> **Stated exercise**:
Reproduce the entries below in full, word for word.

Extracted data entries
● ● ●

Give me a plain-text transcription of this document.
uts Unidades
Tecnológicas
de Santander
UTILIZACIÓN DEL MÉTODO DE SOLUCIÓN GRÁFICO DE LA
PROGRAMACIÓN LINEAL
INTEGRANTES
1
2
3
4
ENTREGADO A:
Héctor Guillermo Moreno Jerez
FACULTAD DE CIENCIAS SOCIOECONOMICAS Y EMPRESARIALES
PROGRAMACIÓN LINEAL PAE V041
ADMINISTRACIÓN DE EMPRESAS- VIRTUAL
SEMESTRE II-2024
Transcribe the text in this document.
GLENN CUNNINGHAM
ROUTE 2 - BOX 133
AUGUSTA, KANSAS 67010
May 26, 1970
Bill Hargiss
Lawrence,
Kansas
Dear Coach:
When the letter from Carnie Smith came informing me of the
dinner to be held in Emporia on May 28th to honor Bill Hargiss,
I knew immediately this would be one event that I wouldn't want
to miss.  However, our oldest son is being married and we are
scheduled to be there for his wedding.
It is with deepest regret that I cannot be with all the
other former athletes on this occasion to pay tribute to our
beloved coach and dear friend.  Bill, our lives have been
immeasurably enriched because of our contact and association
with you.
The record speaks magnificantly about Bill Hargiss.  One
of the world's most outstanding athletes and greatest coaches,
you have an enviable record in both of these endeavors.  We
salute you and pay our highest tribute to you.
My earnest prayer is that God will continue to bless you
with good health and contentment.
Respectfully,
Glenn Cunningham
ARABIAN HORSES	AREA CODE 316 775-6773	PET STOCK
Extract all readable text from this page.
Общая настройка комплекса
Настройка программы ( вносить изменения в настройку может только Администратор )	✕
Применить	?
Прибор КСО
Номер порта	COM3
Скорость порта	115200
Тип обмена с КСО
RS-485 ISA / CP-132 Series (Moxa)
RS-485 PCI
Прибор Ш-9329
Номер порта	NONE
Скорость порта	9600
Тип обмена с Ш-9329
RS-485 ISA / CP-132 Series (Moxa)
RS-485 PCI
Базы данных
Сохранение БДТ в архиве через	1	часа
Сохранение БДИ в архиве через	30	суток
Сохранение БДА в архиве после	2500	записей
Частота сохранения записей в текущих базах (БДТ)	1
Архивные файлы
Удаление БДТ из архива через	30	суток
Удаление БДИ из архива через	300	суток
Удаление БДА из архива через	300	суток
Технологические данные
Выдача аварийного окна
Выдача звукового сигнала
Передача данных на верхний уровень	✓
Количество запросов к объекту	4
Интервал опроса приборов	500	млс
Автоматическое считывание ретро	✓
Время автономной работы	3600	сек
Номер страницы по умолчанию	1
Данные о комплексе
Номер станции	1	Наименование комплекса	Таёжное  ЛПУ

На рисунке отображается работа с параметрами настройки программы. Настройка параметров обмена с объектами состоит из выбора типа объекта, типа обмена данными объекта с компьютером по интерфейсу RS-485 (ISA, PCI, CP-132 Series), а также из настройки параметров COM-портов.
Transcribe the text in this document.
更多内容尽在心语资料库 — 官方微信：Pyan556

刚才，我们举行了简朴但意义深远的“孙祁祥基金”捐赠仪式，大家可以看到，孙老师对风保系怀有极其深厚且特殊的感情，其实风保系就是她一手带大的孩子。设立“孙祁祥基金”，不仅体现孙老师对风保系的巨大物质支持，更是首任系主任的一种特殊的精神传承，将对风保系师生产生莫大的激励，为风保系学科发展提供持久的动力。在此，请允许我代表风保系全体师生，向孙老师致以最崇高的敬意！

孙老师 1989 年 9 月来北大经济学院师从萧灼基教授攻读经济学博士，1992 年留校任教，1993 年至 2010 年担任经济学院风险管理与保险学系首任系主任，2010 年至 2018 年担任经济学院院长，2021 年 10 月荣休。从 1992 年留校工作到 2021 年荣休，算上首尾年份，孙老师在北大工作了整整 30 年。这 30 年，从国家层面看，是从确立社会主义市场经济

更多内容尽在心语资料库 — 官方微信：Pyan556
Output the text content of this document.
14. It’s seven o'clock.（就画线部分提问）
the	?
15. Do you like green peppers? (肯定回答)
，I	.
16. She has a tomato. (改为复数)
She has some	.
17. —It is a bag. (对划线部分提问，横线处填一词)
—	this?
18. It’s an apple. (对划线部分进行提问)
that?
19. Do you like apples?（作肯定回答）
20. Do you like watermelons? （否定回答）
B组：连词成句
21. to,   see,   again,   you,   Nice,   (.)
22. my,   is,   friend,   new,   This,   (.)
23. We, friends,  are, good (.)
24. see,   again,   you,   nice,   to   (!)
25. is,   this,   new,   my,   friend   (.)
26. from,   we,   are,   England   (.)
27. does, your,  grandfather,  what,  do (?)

● ● ●

> **Task result**:
Give me a plain-text transcription of this document.
uts Unidades
Tecnológicas
de Santander
UTILIZACIÓN DEL MÉTODO DE SOLUCIÓN GRÁFICO DE LA
PROGRAMACIÓN LINEAL
INTEGRANTES
1
2
3
4
ENTREGADO A:
Héctor Guillermo Moreno Jerez
FACULTAD DE CIENCIAS SOCIOECONOMICAS Y EMPRESARIALES
PROGRAMACIÓN LINEAL PAE V041
ADMINISTRACIÓN DE EMPRESAS- VIRTUAL
SEMESTRE II-2024
Transcribe the text in this document.
GLENN CUNNINGHAM
ROUTE 2 - BOX 133
AUGUSTA, KANSAS 67010
May 26, 1970
Bill Hargiss
Lawrence,
Kansas
Dear Coach:
When the letter from Carnie Smith came informing me of the
dinner to be held in Emporia on May 28th to honor Bill Hargiss,
I knew immediately this would be one event that I wouldn't want
to miss.  However, our oldest son is being married and we are
scheduled to be there for his wedding.
It is with deepest regret that I cannot be with all the
other former athletes on this occasion to pay tribute to our
beloved coach and dear friend.  Bill, our lives have been
immeasurably enriched because of our contact and association
with you.
The record speaks magnificantly about Bill Hargiss.  One
of the world's most outstanding athletes and greatest coaches,
you have an enviable record in both of these endeavors.  We
salute you and pay our highest tribute to you.
My earnest prayer is that God will continue to bless you
with good health and contentment.
Respectfully,
Glenn Cunningham
ARABIAN HORSES	AREA CODE 316 775-6773	PET STOCK
Extract all readable text from this page.
Общая настройка комплекса
Настройка программы ( вносить изменения в настройку может только Администратор )	✕
Применить	?
Прибор КСО
Номер порта	COM3
Скорость порта	115200
Тип обмена с КСО
RS-485 ISA / CP-132 Series (Moxa)
RS-485 PCI
Прибор Ш-9329
Номер порта	NONE
Скорость порта	9600
Тип обмена с Ш-9329
RS-485 ISA / CP-132 Series (Moxa)
RS-485 PCI
Базы данных
Сохранение БДТ в архиве через	1	часа
Сохранение БДИ в архиве через	30	суток
Сохранение БДА в архиве после	2500	записей
Частота сохранения записей в текущих базах (БДТ)	1
Архивные файлы
Удаление БДТ из архива через	30	суток
Удаление БДИ из архива через	300	суток
Удаление БДА из архива через	300	суток
Технологические данные
Выдача аварийного окна
Выдача звукового сигнала
Передача данных на верхний уровень	✓
Количество запросов к объекту	4
Интервал опроса приборов	500	млс
Автоматическое считывание ретро	✓
Время автономной работы	3600	сек
Номер страницы по умолчанию	1
Данные о комплексе
Номер станции	1	Наименование комплекса	Таёжное  ЛПУ

На рисунке отображается работа с параметрами настройки программы. Настройка параметров обмена с объектами состоит из выбора типа объекта, типа обмена данными объекта с компьютером по интерфейсу RS-485 (ISA, PCI, CP-132 Series), а также из настройки параметров COM-портов.
Transcribe the text in this document.
更多内容尽在心语资料库 — 官方微信：Pyan556

刚才，我们举行了简朴但意义深远的“孙祁祥基金”捐赠仪式，大家可以看到，孙老师对风保系怀有极其深厚且特殊的感情，其实风保系就是她一手带大的孩子。设立“孙祁祥基金”，不仅体现孙老师对风保系的巨大物质支持，更是首任系主任的一种特殊的精神传承，将对风保系师生产生莫大的激励，为风保系学科发展提供持久的动力。在此，请允许我代表风保系全体师生，向孙老师致以最崇高的敬意！

孙老师 1989 年 9 月来北大经济学院师从萧灼基教授攻读经济学博士，1992 年留校任教，1993 年至 2010 年担任经济学院风险管理与保险学系首任系主任，2010 年至 2018 年担任经济学院院长，2021 年 10 月荣休。从 1992 年留校工作到 2021 年荣休，算上首尾年份，孙老师在北大工作了整整 30 年。这 30 年，从国家层面看，是从确立社会主义市场经济

更多内容尽在心语资料库 — 官方微信：Pyan556
Output the text content of this document.
14. It’s seven o'clock.（就画线部分提问）
the	?
15. Do you like green peppers? (肯定回答)
，I	.
16. She has a tomato. (改为复数)
She has some	.
17. —It is a bag. (对划线部分提问，横线处填一词)
—	this?
18. It’s an apple. (对划线部分进行提问)
that?
19. Do you like apples?（作肯定回答）
20. Do you like watermelons? （否定回答）
B组：连词成句
21. to,   see,   again,   you,   Nice,   (.)
22. my,   is,   friend,   new,   This,   (.)
23. We, friends,  are, good (.)
24. see,   again,   you,   nice,   to   (!)
25. is,   this,   new,   my,   friend   (.)
26. from,   we,   are,   England   (.)
27. does, your,  grandfather,  what,  do (?)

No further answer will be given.